**WHAT THE EXERCISE ASKS:**
Without pictures, output exactly the lines running from the line containing "Transcribe this image's" to the end of the listing below.

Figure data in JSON
--- Begin ---
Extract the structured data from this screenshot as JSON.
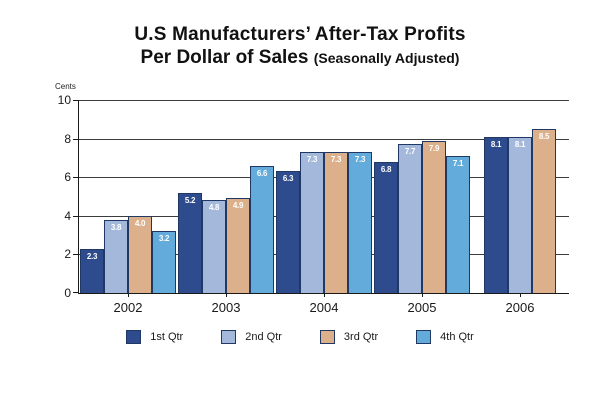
{
  "title": {
    "line1": "U.S Manufacturers’ After-Tax Profits",
    "line2_main": "Per Dollar of Sales",
    "line2_small": "(Seasonally Adjusted)"
  },
  "chart_data": {
    "type": "bar",
    "title": "U.S Manufacturers’ After-Tax Profits Per Dollar of Sales (Seasonally Adjusted)",
    "ylabel": "Cents",
    "xlabel": "",
    "categories": [
      "2002",
      "2003",
      "2004",
      "2005",
      "2006"
    ],
    "series": [
      {
        "name": "1st Qtr",
        "color": "#2e4b8e",
        "values": [
          2.3,
          5.2,
          6.3,
          6.8,
          8.1
        ]
      },
      {
        "name": "2nd Qtr",
        "color": "#a4b8dc",
        "values": [
          3.8,
          4.8,
          7.3,
          7.7,
          8.1
        ]
      },
      {
        "name": "3rd Qtr",
        "color": "#ddb08c",
        "values": [
          4.0,
          4.9,
          7.3,
          7.9,
          8.5
        ]
      },
      {
        "name": "4th Qtr",
        "color": "#62abdb",
        "values": [
          3.2,
          6.6,
          7.3,
          7.1,
          null
        ]
      }
    ],
    "ylim": [
      0,
      10
    ],
    "ytick_step": 2,
    "grid": true,
    "legend_position": "bottom",
    "bar_border_color": "#1f3864",
    "value_label_color": "#ffffff",
    "value_label_decimals": 1
  }
}
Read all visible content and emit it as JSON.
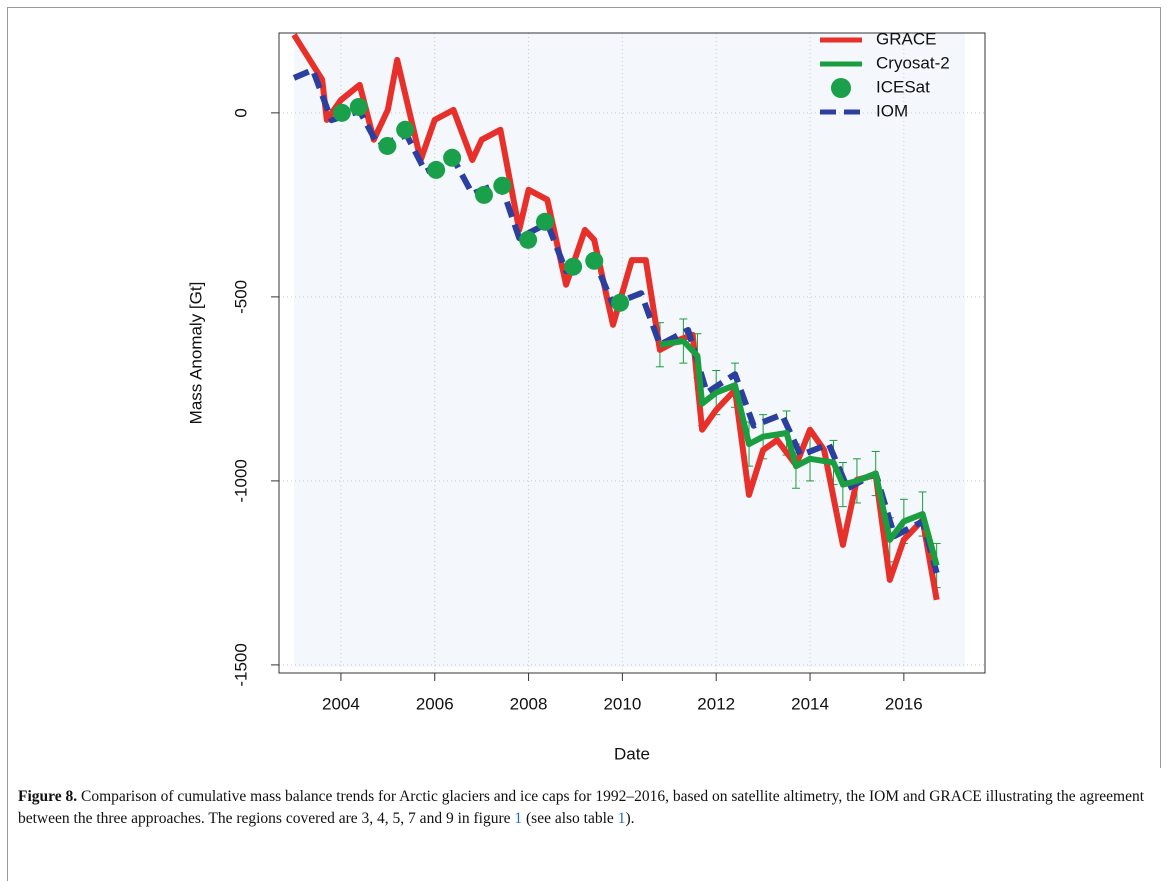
{
  "chart_data": {
    "type": "line",
    "xlabel": "Date",
    "ylabel": "Mass Anomaly [Gt]",
    "xlim": [
      2002.68,
      2017.73
    ],
    "ylim": [
      -1522,
      217
    ],
    "xticks": [
      2004,
      2006,
      2008,
      2010,
      2012,
      2014,
      2016
    ],
    "yticks": [
      0,
      -500,
      -1000,
      -1500
    ],
    "grid": true,
    "legend": "top-right",
    "series": [
      {
        "name": "GRACE",
        "color": "#e8302a",
        "x": [
          2003.0,
          2003.6,
          2003.7,
          2004.0,
          2004.4,
          2004.7,
          2005.0,
          2005.2,
          2005.7,
          2006.0,
          2006.4,
          2006.8,
          2007.0,
          2007.4,
          2007.8,
          2008.0,
          2008.4,
          2008.8,
          2009.2,
          2009.4,
          2009.8,
          2010.2,
          2010.5,
          2010.8,
          2011.2,
          2011.5,
          2011.7,
          2012.0,
          2012.4,
          2012.7,
          2013.0,
          2013.3,
          2013.7,
          2014.0,
          2014.3,
          2014.7,
          2015.0,
          2015.4,
          2015.7,
          2016.0,
          2016.4,
          2016.7
        ],
        "values": [
          212,
          90,
          -19,
          35,
          76,
          -73,
          8,
          144,
          -128,
          -19,
          8,
          -128,
          -73,
          -46,
          -318,
          -209,
          -236,
          -467,
          -318,
          -345,
          -576,
          -400,
          -400,
          -644,
          -617,
          -603,
          -861,
          -807,
          -753,
          -1038,
          -916,
          -889,
          -957,
          -861,
          -916,
          -1174,
          -997,
          -984,
          -1269,
          -1160,
          -1106,
          -1323
        ]
      },
      {
        "name": "Cryosat-2",
        "color": "#1a9e3f",
        "x": [
          2010.8,
          2011.3,
          2011.6,
          2011.7,
          2012.0,
          2012.4,
          2012.7,
          2013.0,
          2013.5,
          2013.7,
          2014.0,
          2014.5,
          2014.7,
          2015.0,
          2015.4,
          2015.7,
          2016.0,
          2016.4,
          2016.7
        ],
        "values": [
          -630,
          -620,
          -660,
          -790,
          -760,
          -740,
          -900,
          -880,
          -870,
          -960,
          -940,
          -950,
          -1010,
          -1000,
          -980,
          -1160,
          -1110,
          -1090,
          -1230
        ],
        "errors": [
          60,
          60,
          60,
          60,
          60,
          60,
          60,
          60,
          60,
          60,
          60,
          60,
          60,
          60,
          60,
          60,
          60,
          60,
          60
        ]
      },
      {
        "name": "ICESat",
        "color": "#1aa04a",
        "marker": "circle",
        "x": [
          2004.02,
          2004.38,
          2004.99,
          2005.37,
          2006.03,
          2006.37,
          2007.05,
          2007.44,
          2007.99,
          2008.35,
          2008.95,
          2009.4,
          2009.95
        ],
        "values": [
          0,
          16,
          -90,
          -46,
          -155,
          -122,
          -223,
          -198,
          -345,
          -296,
          -418,
          -402,
          -516
        ]
      },
      {
        "name": "IOM",
        "color": "#2b3f9e",
        "dashed": true,
        "x": [
          2003.0,
          2003.4,
          2003.8,
          2004.4,
          2004.8,
          2005.4,
          2005.8,
          2006.4,
          2006.8,
          2007.4,
          2007.8,
          2008.4,
          2008.8,
          2009.4,
          2009.8,
          2010.4,
          2010.8,
          2011.4,
          2011.8,
          2012.4,
          2012.8,
          2013.4,
          2013.8,
          2014.4,
          2014.8,
          2015.4,
          2015.8,
          2016.4,
          2016.7
        ],
        "values": [
          95,
          117,
          -20,
          5,
          -90,
          -60,
          -160,
          -125,
          -220,
          -190,
          -340,
          -300,
          -430,
          -400,
          -520,
          -490,
          -630,
          -590,
          -760,
          -710,
          -850,
          -820,
          -930,
          -900,
          -1020,
          -980,
          -1150,
          -1110,
          -1250
        ]
      }
    ]
  },
  "caption": {
    "label": "Figure 8.",
    "parts": [
      {
        "text": "Comparison of cumulative mass balance trends for Arctic glaciers and ice caps for 1992–2016, based on satellite altimetry, the IOM and GRACE illustrating the agreement between the three approaches. The regions covered are 3, 4, 5, 7 and 9 in figure "
      },
      {
        "link": "1"
      },
      {
        "text": " (see also table "
      },
      {
        "link": "1"
      },
      {
        "text": ")."
      }
    ]
  }
}
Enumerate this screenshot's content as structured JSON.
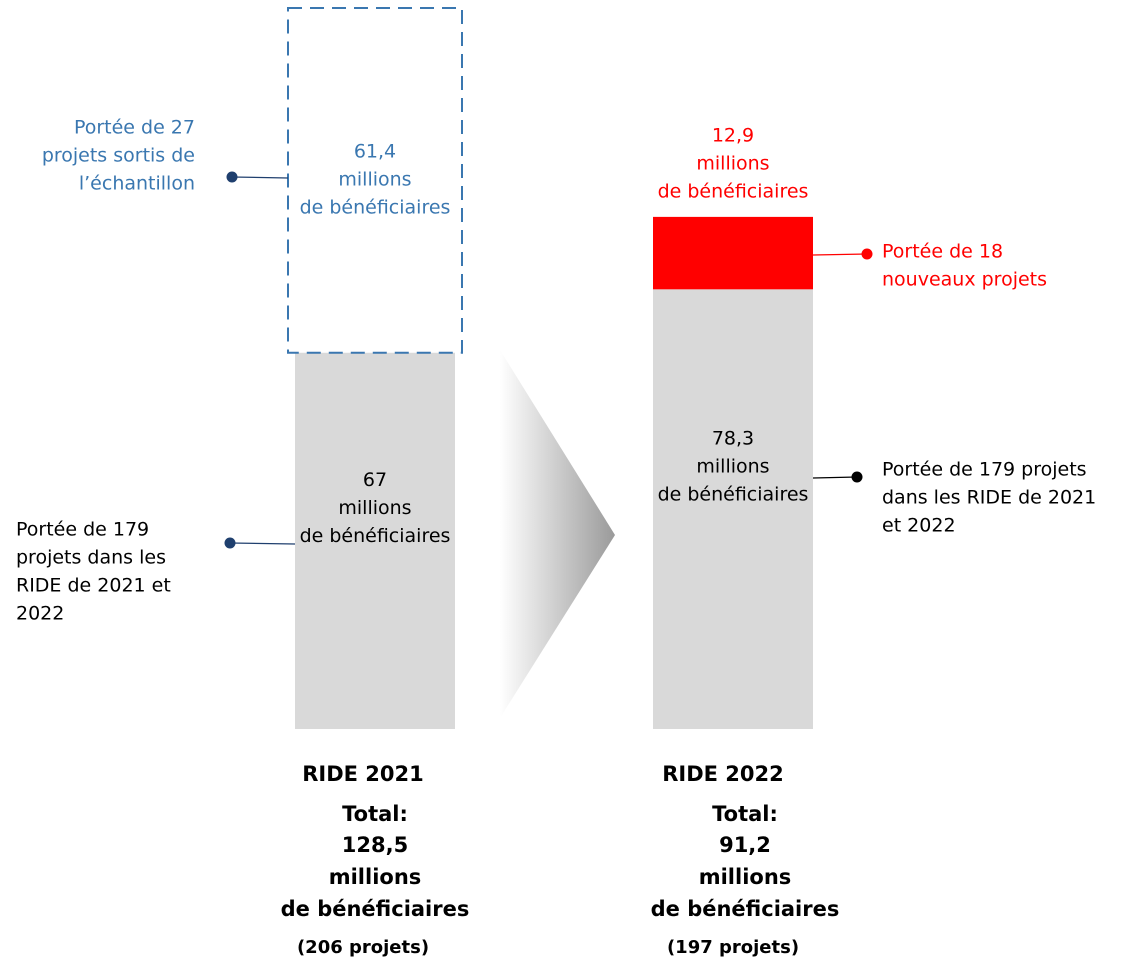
{
  "chart_data": {
    "type": "bar",
    "stacked": true,
    "categories": [
      "RIDE 2021",
      "RIDE 2022"
    ],
    "series": [
      {
        "colors": [
          "#d9d9d9",
          "#d9d9d9"
        ],
        "label_colors": [
          "#000000",
          "#000000"
        ],
        "styles": [
          "solid",
          "solid"
        ],
        "values": [
          67,
          78.3
        ],
        "value_labels": [
          "67",
          "78,3"
        ],
        "annotations": [
          [
            "Portée de 179",
            "projets dans les",
            "RIDE de 2021 et",
            "2022"
          ],
          [
            "Portée de 179 projets",
            "dans les RIDE de 2021",
            "et 2022"
          ]
        ],
        "annotation_colors": [
          "#000000",
          "#000000"
        ],
        "dot_colors": [
          "#1f3f6e",
          "#000000"
        ]
      },
      {
        "colors": [
          "#3a77b0",
          "#ff0000"
        ],
        "label_colors": [
          "#3a77b0",
          "#ff0000"
        ],
        "styles": [
          "dashed",
          "solid"
        ],
        "values": [
          61.4,
          12.9
        ],
        "value_labels": [
          "61,4",
          "12,9"
        ],
        "annotations": [
          [
            "Portée de 27",
            "projets sortis de",
            "l’échantillon"
          ],
          [
            "Portée de 18",
            "nouveaux projets"
          ]
        ],
        "annotation_colors": [
          "#3a77b0",
          "#ff0000"
        ],
        "dot_colors": [
          "#1f3f6e",
          "#ff0000"
        ]
      }
    ],
    "unit_lines": [
      "millions",
      "de bénéficiaires"
    ],
    "total_label": "Total:",
    "totals": [
      128.5,
      91.2
    ],
    "totals_labels": [
      "128,5",
      "91,2"
    ],
    "projects_labels": [
      "(206 projets)",
      "(197 projets)"
    ]
  }
}
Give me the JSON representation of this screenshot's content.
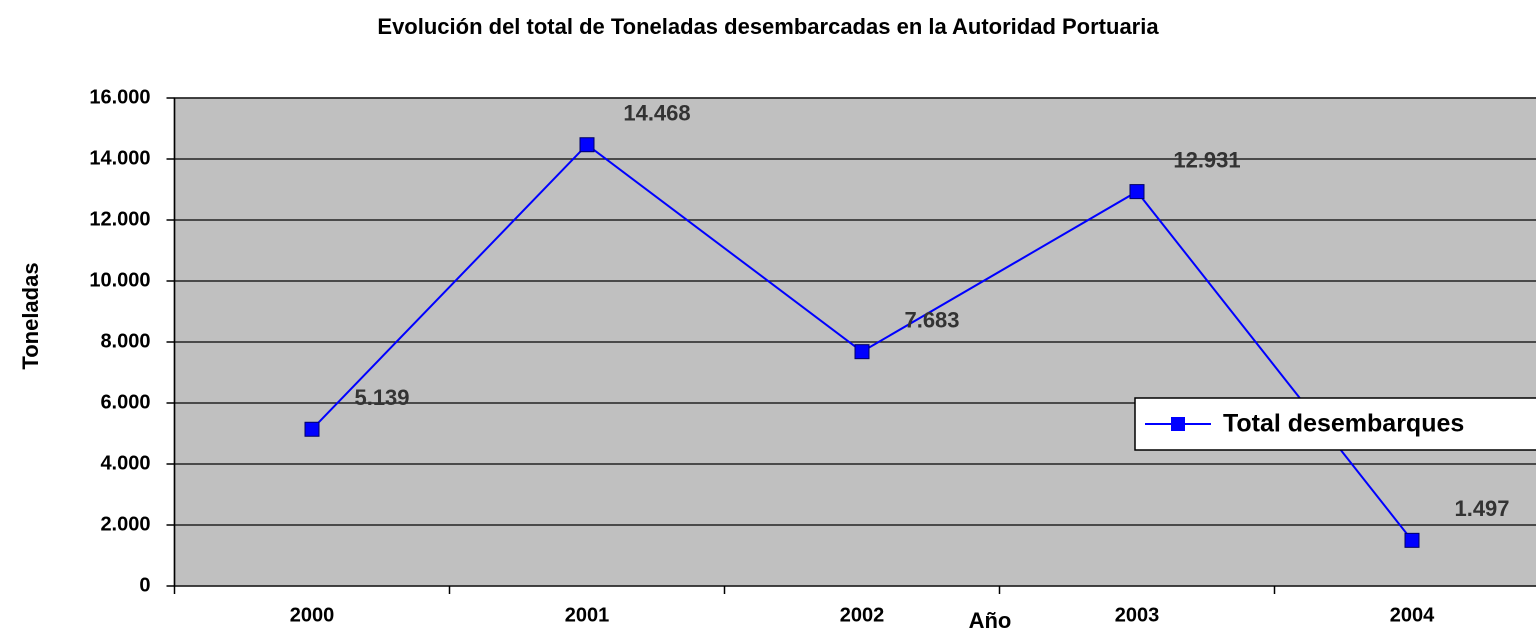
{
  "chart_data": {
    "type": "line",
    "title": "Evolución del total de Toneladas desembarcadas en la Autoridad Portuaria",
    "x_label": "Año",
    "y_label": "Toneladas",
    "categories": [
      "2000",
      "2001",
      "2002",
      "2003",
      "2004"
    ],
    "series": [
      {
        "name": "Total desembarques",
        "color": "#0000ff",
        "values": [
          5139,
          14468,
          7683,
          12931,
          1497
        ],
        "value_labels": [
          "5.139",
          "14.468",
          "7.683",
          "12.931",
          "1.497"
        ]
      }
    ],
    "ylim": [
      0,
      16000
    ],
    "yticks": [
      0,
      {
        "value": 2000,
        "label": "2.000"
      },
      {
        "value": 4000,
        "label": "4.000"
      },
      {
        "value": 6000,
        "label": "6.000"
      },
      {
        "value": 8000,
        "label": "8.000"
      },
      {
        "value": 10000,
        "label": "10.000"
      },
      {
        "value": 12000,
        "label": "12.000"
      },
      {
        "value": 14000,
        "label": "14.000"
      },
      {
        "value": 16000,
        "label": "16.000"
      }
    ],
    "grid": true,
    "legend": "right",
    "plot_background": "#c0c0c0"
  }
}
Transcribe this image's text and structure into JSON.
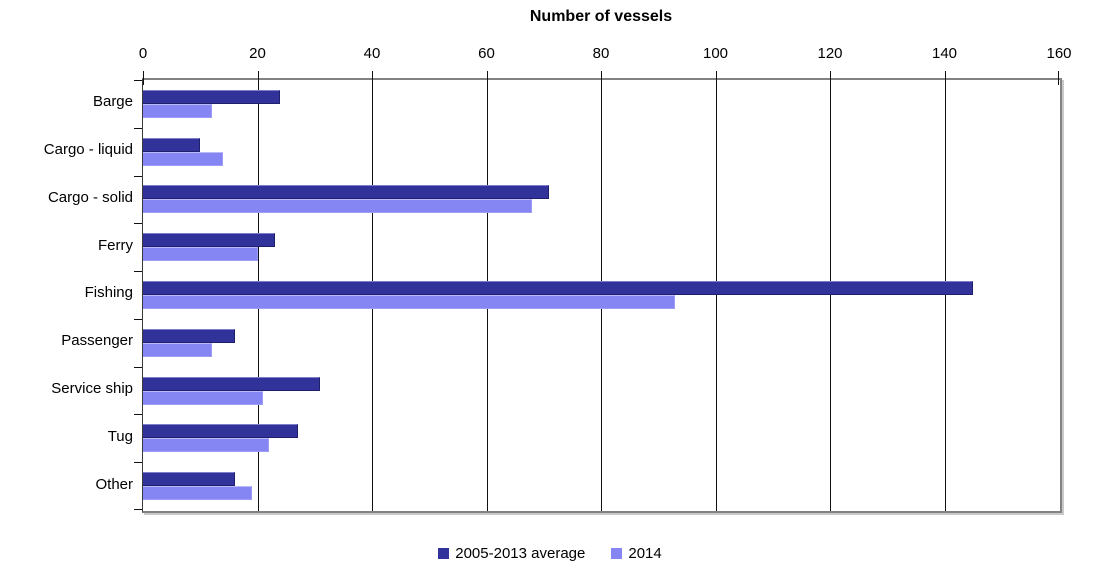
{
  "chart_data": {
    "type": "bar",
    "orientation": "horizontal",
    "title": "Number of vessels",
    "categories": [
      "Barge",
      "Cargo - liquid",
      "Cargo - solid",
      "Ferry",
      "Fishing",
      "Passenger",
      "Service ship",
      "Tug",
      "Other"
    ],
    "series": [
      {
        "name": "2005-2013 average",
        "color": "#32329b",
        "values": [
          24,
          10,
          71,
          23,
          145,
          16,
          31,
          27,
          16
        ]
      },
      {
        "name": "2014",
        "color": "#8585f4",
        "values": [
          12,
          14,
          68,
          20,
          93,
          12,
          21,
          22,
          19
        ]
      }
    ],
    "x_ticks": [
      0,
      20,
      40,
      60,
      80,
      100,
      120,
      140,
      160
    ],
    "xlim": [
      0,
      160
    ],
    "xlabel": "",
    "ylabel": "",
    "grid": true,
    "legend_position": "bottom"
  }
}
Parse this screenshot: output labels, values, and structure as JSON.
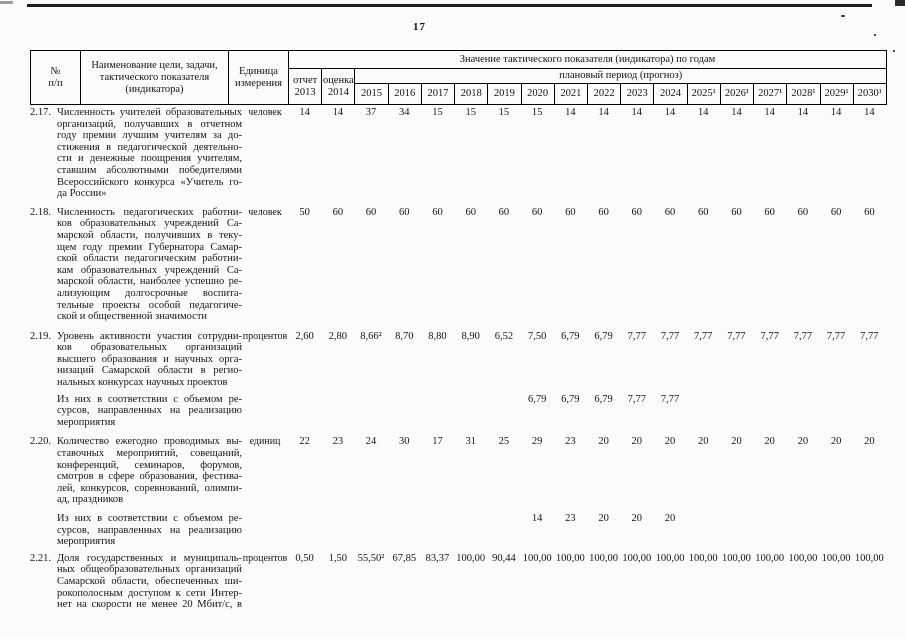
--- End ---
**TASK RESULT:**
Transcribe this image's text and structure into JSON.
{
  "chart_data": {
    "type": "bar",
    "orientation": "horizontal",
    "title": "Number of vessels",
    "categories": [
      "Barge",
      "Cargo - liquid",
      "Cargo - solid",
      "Ferry",
      "Fishing",
      "Passenger",
      "Service ship",
      "Tug",
      "Other"
    ],
    "series": [
      {
        "name": "2005-2013 average",
        "color": "#32329b",
        "values": [
          24,
          10,
          71,
          23,
          145,
          16,
          31,
          27,
          16
        ]
      },
      {
        "name": "2014",
        "color": "#8585f4",
        "values": [
          12,
          14,
          68,
          20,
          93,
          12,
          21,
          22,
          19
        ]
      }
    ],
    "x_ticks": [
      0,
      20,
      40,
      60,
      80,
      100,
      120,
      140,
      160
    ],
    "xlim": [
      0,
      160
    ],
    "xlabel": "",
    "ylabel": "",
    "grid": true,
    "legend_position": "bottom"
  }
}
Parse this screenshot: output labels, values, and structure as JSON.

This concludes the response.